* REQUIRED TASK:
Return all lines in the material below that contain "temperature".

--- start RAW RECORDS ---

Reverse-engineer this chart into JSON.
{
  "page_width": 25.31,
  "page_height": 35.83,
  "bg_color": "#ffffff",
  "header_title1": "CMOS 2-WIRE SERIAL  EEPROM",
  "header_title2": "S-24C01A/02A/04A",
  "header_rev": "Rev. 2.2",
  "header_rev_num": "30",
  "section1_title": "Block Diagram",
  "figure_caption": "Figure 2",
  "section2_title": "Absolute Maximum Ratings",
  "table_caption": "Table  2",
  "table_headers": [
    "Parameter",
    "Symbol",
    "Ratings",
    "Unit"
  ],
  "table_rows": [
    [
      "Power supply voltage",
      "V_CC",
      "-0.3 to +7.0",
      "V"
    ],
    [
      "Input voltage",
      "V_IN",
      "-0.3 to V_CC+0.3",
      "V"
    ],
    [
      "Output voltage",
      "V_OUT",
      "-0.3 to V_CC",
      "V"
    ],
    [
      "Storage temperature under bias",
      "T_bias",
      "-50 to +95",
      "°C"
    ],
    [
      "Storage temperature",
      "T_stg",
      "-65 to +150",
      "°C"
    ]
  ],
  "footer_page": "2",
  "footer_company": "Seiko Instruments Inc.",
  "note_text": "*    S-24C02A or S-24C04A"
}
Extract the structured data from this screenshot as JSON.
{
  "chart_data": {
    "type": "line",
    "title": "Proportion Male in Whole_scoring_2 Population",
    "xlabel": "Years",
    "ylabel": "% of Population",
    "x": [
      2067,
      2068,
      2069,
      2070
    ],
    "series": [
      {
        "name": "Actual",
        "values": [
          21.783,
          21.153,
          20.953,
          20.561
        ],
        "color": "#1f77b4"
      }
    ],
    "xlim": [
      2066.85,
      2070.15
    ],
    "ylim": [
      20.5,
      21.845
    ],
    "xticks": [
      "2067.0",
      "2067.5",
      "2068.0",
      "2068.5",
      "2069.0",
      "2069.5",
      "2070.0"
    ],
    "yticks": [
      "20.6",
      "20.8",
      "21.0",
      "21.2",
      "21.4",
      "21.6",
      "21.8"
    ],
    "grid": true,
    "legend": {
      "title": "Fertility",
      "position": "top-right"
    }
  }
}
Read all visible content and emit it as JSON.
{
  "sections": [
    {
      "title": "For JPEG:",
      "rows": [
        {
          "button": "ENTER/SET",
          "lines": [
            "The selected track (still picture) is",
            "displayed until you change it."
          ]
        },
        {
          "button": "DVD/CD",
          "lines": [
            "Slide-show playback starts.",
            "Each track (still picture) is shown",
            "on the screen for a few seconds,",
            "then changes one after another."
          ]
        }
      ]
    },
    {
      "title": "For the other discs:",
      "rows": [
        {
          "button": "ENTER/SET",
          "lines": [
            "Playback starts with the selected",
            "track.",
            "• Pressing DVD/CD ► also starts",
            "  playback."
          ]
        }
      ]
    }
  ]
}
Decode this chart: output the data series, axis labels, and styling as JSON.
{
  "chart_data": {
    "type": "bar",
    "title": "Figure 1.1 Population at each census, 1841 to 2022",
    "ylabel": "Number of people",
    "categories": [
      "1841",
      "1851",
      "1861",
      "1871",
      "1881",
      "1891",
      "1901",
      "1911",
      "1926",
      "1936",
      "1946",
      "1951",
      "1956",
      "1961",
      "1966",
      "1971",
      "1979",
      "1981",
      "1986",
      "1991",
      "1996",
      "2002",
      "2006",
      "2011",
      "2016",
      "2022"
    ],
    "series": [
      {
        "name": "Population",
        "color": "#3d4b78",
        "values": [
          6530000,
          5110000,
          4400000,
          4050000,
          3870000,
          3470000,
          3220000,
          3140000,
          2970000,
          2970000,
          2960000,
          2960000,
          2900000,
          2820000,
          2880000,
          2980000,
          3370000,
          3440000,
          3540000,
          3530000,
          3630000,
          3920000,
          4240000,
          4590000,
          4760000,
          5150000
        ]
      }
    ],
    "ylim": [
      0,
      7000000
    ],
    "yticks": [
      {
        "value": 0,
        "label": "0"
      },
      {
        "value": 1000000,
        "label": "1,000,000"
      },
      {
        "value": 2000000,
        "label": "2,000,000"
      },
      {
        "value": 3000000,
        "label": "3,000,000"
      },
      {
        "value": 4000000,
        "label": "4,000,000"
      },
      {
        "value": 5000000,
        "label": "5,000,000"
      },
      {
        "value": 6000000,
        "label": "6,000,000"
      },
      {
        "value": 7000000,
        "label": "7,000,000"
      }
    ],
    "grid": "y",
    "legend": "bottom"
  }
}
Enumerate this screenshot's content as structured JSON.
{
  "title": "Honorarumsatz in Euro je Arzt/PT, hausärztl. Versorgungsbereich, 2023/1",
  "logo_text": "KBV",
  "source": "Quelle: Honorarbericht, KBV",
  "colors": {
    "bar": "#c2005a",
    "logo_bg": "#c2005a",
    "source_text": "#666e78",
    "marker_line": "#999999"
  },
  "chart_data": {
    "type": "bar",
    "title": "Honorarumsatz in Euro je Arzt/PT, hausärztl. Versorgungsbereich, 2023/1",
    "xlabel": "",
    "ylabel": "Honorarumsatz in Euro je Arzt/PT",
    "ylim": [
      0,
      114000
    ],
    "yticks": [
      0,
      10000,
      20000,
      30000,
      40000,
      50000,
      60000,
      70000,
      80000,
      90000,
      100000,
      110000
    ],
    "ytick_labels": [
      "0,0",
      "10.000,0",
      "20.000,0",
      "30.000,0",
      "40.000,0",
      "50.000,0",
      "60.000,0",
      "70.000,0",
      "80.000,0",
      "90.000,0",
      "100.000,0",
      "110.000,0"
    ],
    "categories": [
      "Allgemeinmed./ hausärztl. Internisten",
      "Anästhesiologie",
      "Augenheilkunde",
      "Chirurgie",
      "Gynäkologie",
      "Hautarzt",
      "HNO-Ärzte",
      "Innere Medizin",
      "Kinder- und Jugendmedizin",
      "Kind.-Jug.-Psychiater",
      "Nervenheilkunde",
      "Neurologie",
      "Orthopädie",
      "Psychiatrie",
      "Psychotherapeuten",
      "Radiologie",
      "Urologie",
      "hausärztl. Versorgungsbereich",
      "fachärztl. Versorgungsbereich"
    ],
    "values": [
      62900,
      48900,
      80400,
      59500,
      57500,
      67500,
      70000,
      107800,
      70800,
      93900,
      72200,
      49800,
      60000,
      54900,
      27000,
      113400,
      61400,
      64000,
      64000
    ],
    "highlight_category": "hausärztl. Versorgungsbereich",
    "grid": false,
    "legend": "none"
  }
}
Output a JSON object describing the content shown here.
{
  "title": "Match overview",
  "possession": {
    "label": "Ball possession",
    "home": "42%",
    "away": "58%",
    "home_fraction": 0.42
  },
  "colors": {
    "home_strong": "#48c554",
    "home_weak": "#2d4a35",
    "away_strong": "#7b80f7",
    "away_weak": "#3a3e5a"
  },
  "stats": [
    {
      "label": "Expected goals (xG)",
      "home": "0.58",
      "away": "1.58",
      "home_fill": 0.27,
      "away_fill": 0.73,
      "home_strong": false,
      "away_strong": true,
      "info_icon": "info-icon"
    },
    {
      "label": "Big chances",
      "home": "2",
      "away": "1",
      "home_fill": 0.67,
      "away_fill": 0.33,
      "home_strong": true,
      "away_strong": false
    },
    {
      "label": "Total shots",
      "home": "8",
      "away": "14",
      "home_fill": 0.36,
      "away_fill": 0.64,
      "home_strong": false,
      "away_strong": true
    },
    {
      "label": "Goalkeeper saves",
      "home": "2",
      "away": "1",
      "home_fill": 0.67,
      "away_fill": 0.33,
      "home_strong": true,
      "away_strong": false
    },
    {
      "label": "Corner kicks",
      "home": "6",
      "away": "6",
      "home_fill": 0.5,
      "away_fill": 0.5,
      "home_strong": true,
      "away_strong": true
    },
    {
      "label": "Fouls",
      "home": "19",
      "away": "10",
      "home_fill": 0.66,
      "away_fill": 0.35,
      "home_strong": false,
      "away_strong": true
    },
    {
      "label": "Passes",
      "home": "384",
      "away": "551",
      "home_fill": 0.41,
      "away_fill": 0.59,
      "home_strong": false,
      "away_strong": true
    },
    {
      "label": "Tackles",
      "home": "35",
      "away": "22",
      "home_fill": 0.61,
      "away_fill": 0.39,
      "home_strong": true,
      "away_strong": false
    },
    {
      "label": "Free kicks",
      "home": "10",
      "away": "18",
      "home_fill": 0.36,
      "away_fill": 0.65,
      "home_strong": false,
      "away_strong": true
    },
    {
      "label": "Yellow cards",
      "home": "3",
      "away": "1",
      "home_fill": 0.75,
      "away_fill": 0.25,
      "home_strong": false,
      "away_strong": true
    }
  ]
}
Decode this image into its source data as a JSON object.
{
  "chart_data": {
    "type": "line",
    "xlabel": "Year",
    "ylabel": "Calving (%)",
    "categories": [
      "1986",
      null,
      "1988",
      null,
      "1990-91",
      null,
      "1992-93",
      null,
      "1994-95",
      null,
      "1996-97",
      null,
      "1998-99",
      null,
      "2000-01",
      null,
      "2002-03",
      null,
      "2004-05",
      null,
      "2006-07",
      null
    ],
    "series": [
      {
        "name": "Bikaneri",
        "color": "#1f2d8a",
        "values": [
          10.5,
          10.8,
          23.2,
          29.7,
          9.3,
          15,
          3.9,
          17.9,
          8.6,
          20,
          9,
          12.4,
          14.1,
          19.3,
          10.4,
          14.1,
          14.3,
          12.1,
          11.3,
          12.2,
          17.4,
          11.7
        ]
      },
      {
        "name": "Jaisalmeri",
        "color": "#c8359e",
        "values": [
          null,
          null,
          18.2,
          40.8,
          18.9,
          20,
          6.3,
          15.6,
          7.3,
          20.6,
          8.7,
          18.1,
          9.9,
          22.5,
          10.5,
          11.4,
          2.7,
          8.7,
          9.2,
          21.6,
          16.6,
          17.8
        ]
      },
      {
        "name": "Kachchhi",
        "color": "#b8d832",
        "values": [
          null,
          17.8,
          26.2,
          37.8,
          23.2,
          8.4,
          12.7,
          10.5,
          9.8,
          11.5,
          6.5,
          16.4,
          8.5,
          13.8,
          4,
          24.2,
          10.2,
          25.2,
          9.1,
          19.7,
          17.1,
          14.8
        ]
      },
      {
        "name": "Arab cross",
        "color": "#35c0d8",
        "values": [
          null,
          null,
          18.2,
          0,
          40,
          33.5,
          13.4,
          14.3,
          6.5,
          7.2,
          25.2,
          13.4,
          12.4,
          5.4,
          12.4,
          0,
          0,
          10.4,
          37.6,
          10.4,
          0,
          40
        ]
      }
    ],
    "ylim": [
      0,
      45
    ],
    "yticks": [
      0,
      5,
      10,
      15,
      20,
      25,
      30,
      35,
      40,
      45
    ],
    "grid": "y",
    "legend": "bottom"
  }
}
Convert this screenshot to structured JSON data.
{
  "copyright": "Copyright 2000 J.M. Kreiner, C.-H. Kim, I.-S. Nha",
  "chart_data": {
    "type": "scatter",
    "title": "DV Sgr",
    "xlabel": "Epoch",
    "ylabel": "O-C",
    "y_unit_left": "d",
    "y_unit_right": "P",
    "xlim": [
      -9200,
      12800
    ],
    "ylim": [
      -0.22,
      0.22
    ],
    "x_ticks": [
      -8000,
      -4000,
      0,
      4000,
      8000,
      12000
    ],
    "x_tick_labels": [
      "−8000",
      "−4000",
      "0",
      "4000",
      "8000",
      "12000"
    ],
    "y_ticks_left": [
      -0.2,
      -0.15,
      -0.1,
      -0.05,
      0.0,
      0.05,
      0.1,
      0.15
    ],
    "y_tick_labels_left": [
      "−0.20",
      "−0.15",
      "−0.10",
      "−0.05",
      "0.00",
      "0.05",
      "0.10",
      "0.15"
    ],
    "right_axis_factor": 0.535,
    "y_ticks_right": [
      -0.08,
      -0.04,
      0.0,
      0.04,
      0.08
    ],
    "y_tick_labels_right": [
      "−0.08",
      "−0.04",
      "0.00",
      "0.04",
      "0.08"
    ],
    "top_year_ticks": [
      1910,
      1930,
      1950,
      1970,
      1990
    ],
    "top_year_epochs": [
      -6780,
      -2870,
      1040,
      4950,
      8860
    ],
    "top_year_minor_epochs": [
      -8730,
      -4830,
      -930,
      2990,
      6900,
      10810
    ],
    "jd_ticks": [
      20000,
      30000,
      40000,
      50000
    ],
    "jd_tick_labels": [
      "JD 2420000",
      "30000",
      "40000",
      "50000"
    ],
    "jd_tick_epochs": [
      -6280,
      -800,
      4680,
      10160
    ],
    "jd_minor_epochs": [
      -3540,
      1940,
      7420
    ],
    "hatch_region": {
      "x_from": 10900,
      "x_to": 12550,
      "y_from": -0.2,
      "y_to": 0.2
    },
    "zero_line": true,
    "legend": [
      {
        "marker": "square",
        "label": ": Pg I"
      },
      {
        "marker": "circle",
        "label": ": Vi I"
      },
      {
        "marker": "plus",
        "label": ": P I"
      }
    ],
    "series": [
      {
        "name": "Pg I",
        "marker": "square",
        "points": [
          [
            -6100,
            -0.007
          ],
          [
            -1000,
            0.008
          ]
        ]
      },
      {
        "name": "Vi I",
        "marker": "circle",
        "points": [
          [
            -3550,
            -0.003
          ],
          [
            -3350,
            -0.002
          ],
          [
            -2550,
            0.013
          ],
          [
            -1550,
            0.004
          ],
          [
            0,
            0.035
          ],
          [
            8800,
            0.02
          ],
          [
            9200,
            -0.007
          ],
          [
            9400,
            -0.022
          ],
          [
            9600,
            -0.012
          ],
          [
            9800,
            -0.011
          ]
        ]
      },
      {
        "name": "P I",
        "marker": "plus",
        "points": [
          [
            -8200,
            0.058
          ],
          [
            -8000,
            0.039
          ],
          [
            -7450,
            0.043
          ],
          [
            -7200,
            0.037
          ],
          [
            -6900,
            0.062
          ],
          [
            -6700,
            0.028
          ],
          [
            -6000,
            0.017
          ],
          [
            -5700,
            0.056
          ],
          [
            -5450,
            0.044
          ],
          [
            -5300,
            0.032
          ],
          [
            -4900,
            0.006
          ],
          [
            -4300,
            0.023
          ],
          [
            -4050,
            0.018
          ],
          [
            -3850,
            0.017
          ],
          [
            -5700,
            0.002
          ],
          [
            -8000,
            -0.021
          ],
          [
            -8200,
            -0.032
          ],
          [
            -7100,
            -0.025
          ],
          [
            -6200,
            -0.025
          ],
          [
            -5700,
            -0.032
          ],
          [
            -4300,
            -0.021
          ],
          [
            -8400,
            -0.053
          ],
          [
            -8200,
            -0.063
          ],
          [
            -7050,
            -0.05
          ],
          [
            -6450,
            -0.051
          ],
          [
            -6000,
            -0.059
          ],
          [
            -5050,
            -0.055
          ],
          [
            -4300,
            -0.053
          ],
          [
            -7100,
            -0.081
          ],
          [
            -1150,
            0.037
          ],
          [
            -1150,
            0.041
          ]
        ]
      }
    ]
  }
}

--- end RAW RECORDS ---

* CORRECT RESULT:
      "Storage temperature under bias",
      "Storage temperature",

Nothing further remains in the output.